Extrait:
——

Valori l’ayant interrompu ici pour lui dire que ce n’était là que le langage de quelques critiques oisifs et ignorans, et que le ministre ne se prêtait pas à de tels soupçons : — « Je connais mes amis à votre cour, reprit-il, et je ne crois pas que M. de Puisieulx en soit. Peut-être apprendrez-vous, quand vous serez sur les lieux, ce qu’il faut pour vous convaincre que je suis bien informé… Mais pour peu qu’on réfléchisse à mes intérêts, on verra qu’ils sont d’être unis avec la France. J’en fais ma principale occupation ; mais rien n’est plus rebutant que ces méfiances : elles sont de la fabrique de la cour de Vienne… Soyez sûr que vos intérêts me sont chers et que vous me trouverez toujours prêt à les appuyer. Je crois vous en avoir donné une preuve en vous confiant les propositions de l’Angleterre pour une alliance avec moi… Je suis averti qu’on traite entre les cours d’Angleterre, de Vienne et de Russie et avec la Hollande… Ces différens objets ont beaucoup de part à la marche des Russes. Je suis au fait de bien des choses depuis quelque temps. C’est le ministère du Hanovre qui gouverne le roi d’Angleterre, et par là ce ministère a la plus grande influence sur le conseil de Londres. » — Là-dessus, il congédia Valori en le priant d’assurer le roi de France qu’il connaissait tout le prix de son amitié, qu’il n’aurait jamais un plus fidèle allié, ni un admirateur plus zélé, et qu’il désirait ardemment et de tout son cœur trouver les occasions de l’en convaincre[2].

——

Documents extraits:
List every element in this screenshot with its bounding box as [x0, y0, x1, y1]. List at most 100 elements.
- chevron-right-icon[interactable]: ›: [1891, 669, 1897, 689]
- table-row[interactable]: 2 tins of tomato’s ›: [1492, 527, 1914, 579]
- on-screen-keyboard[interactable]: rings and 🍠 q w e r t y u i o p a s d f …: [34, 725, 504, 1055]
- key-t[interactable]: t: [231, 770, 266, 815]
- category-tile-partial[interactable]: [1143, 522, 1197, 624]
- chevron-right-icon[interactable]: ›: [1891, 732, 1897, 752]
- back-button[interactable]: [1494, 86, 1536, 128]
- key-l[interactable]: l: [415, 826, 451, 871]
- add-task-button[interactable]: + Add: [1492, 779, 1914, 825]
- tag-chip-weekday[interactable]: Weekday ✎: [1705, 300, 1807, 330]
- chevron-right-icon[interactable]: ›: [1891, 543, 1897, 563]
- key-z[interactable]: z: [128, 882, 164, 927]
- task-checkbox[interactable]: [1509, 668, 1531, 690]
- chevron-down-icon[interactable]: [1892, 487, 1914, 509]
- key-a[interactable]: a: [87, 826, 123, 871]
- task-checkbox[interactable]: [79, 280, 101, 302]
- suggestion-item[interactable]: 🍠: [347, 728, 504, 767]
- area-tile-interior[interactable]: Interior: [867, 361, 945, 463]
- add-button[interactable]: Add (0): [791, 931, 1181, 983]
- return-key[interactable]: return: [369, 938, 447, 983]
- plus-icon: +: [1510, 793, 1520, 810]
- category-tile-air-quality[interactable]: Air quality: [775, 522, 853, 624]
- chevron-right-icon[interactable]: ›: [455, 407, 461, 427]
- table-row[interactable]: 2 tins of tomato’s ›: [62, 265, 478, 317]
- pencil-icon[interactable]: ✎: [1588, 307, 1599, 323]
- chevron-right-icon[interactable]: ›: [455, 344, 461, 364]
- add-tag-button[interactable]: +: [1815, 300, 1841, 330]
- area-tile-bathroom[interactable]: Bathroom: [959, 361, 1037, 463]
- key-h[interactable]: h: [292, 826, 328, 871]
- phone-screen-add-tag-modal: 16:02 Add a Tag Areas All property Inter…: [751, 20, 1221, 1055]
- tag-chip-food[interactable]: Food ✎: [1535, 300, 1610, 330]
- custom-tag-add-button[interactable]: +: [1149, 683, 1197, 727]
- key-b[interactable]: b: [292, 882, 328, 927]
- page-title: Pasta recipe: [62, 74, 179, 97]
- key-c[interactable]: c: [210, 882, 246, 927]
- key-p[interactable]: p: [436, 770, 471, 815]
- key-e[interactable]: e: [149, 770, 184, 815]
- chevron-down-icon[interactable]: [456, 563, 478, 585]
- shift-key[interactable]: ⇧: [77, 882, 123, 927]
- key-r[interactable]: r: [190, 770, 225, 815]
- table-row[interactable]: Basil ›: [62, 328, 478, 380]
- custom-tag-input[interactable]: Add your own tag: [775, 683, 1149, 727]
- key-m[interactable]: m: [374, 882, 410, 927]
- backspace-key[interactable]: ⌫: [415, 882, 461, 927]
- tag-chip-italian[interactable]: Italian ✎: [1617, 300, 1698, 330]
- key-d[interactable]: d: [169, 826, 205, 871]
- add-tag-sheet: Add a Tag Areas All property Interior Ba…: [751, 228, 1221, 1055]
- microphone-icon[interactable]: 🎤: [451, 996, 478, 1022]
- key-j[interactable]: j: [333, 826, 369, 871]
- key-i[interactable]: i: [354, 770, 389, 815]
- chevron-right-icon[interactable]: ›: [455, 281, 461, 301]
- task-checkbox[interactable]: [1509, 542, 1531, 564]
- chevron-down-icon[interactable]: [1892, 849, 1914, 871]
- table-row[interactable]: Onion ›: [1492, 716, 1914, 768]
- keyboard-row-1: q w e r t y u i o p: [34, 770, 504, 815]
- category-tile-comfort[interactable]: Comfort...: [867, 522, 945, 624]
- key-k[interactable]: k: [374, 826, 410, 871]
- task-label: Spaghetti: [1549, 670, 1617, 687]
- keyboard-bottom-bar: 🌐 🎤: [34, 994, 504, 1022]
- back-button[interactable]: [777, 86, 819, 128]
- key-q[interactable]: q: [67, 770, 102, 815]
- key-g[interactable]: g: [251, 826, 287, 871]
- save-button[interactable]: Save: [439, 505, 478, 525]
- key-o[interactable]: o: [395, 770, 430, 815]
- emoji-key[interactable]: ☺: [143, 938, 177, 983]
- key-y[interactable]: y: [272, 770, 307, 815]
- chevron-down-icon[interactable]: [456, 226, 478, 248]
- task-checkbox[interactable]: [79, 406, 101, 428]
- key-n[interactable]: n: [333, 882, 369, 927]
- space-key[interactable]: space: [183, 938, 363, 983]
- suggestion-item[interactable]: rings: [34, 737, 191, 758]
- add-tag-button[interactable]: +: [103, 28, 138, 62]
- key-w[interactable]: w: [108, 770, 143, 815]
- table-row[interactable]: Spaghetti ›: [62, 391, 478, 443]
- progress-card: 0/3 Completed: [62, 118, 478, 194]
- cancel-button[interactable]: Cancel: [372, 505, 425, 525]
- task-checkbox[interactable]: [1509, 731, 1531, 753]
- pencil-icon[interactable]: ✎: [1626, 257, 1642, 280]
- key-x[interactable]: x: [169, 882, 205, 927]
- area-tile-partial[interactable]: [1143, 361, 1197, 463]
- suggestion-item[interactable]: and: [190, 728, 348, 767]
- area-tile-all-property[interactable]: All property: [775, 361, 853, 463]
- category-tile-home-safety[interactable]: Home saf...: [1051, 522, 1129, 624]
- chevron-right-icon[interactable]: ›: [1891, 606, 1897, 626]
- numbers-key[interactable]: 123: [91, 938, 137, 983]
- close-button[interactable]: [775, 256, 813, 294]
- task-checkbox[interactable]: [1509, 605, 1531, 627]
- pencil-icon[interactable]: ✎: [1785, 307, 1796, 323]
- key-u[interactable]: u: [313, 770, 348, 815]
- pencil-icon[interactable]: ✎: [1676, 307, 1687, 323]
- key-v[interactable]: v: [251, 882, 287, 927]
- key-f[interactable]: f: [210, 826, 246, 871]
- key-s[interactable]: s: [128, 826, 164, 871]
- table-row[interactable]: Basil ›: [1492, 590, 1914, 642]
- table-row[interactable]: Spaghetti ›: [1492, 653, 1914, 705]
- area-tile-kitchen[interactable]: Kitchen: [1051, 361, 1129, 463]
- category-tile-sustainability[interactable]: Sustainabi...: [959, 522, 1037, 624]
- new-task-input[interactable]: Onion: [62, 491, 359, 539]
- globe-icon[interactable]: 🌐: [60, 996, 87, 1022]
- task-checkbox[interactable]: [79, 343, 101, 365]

——

Énoncé: Reprenez l'extrait sur l'entretien avec Valori juste après sa dernière phrase, et poursuivez-le. Les documents n'ont aucun rôle à jouer ici.

Résultat:
  1. Je n’ai pas trouvé trace dans la correspondance anglaise de ce projet de mariage.
  2. .Conversation que le sieur marquis de Valori a eu l’honneur d’avoir avec sa majesté prussienne, le 15 août 1748, jour de son départ de Potsdam pour se rendre à la cour. (Correspondance de Prusse. — Ministère des affaires étrangères.)